──────── Excerpted data

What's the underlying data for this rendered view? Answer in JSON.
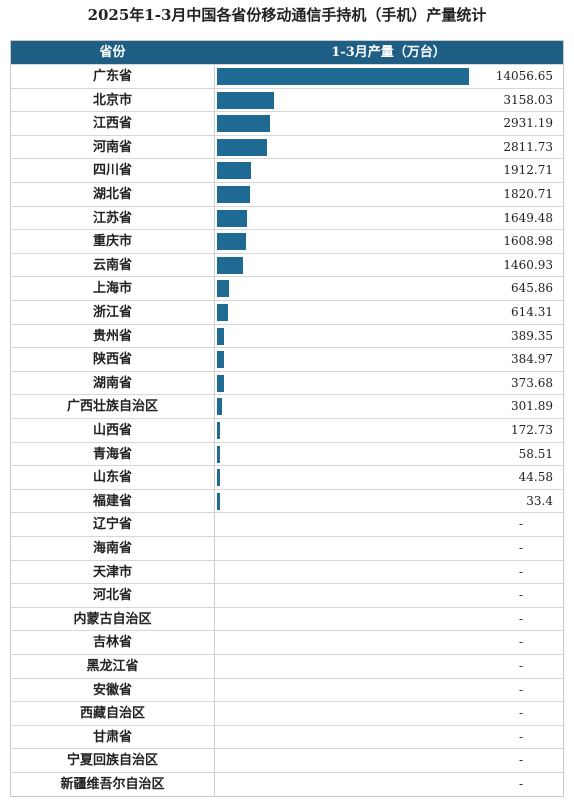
{
  "title": "2025年1-3月中国各省份移动通信手持机（手机）产量统计",
  "header": {
    "province": "省份",
    "value": "1-3月产量（万台）"
  },
  "chart_data": {
    "type": "bar",
    "orientation": "horizontal",
    "title": "2025年1-3月中国各省份移动通信手持机（手机）产量统计",
    "xlabel": "1-3月产量（万台）",
    "ylabel": "省份",
    "rows": [
      {
        "name": "广东省",
        "value": 14056.65,
        "label": "14056.65"
      },
      {
        "name": "北京市",
        "value": 3158.03,
        "label": "3158.03"
      },
      {
        "name": "江西省",
        "value": 2931.19,
        "label": "2931.19"
      },
      {
        "name": "河南省",
        "value": 2811.73,
        "label": "2811.73"
      },
      {
        "name": "四川省",
        "value": 1912.71,
        "label": "1912.71"
      },
      {
        "name": "湖北省",
        "value": 1820.71,
        "label": "1820.71"
      },
      {
        "name": "江苏省",
        "value": 1649.48,
        "label": "1649.48"
      },
      {
        "name": "重庆市",
        "value": 1608.98,
        "label": "1608.98"
      },
      {
        "name": "云南省",
        "value": 1460.93,
        "label": "1460.93"
      },
      {
        "name": "上海市",
        "value": 645.86,
        "label": "645.86"
      },
      {
        "name": "浙江省",
        "value": 614.31,
        "label": "614.31"
      },
      {
        "name": "贵州省",
        "value": 389.35,
        "label": "389.35"
      },
      {
        "name": "陕西省",
        "value": 384.97,
        "label": "384.97"
      },
      {
        "name": "湖南省",
        "value": 373.68,
        "label": "373.68"
      },
      {
        "name": "广西壮族自治区",
        "value": 301.89,
        "label": "301.89"
      },
      {
        "name": "山西省",
        "value": 172.73,
        "label": "172.73"
      },
      {
        "name": "青海省",
        "value": 58.51,
        "label": "58.51"
      },
      {
        "name": "山东省",
        "value": 44.58,
        "label": "44.58"
      },
      {
        "name": "福建省",
        "value": 33.4,
        "label": "33.4"
      },
      {
        "name": "辽宁省",
        "value": null,
        "label": "-"
      },
      {
        "name": "海南省",
        "value": null,
        "label": "-"
      },
      {
        "name": "天津市",
        "value": null,
        "label": "-"
      },
      {
        "name": "河北省",
        "value": null,
        "label": "-"
      },
      {
        "name": "内蒙古自治区",
        "value": null,
        "label": "-"
      },
      {
        "name": "吉林省",
        "value": null,
        "label": "-"
      },
      {
        "name": "黑龙江省",
        "value": null,
        "label": "-"
      },
      {
        "name": "安徽省",
        "value": null,
        "label": "-"
      },
      {
        "name": "西藏自治区",
        "value": null,
        "label": "-"
      },
      {
        "name": "甘肃省",
        "value": null,
        "label": "-"
      },
      {
        "name": "宁夏回族自治区",
        "value": null,
        "label": "-"
      },
      {
        "name": "新疆维吾尔自治区",
        "value": null,
        "label": "-"
      }
    ]
  },
  "colors": {
    "header_bg": "#1f5f86",
    "bar": "#1f6a93"
  }
}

────────────────

Exercise requirements: Collect from the data above every line that includes "产量统计".

Answer:
  "title": "2025年1-3月中国各省份移动通信手持机（手机）产量统计",
    "title": "2025年1-3月中国各省份移动通信手持机（手机）产量统计",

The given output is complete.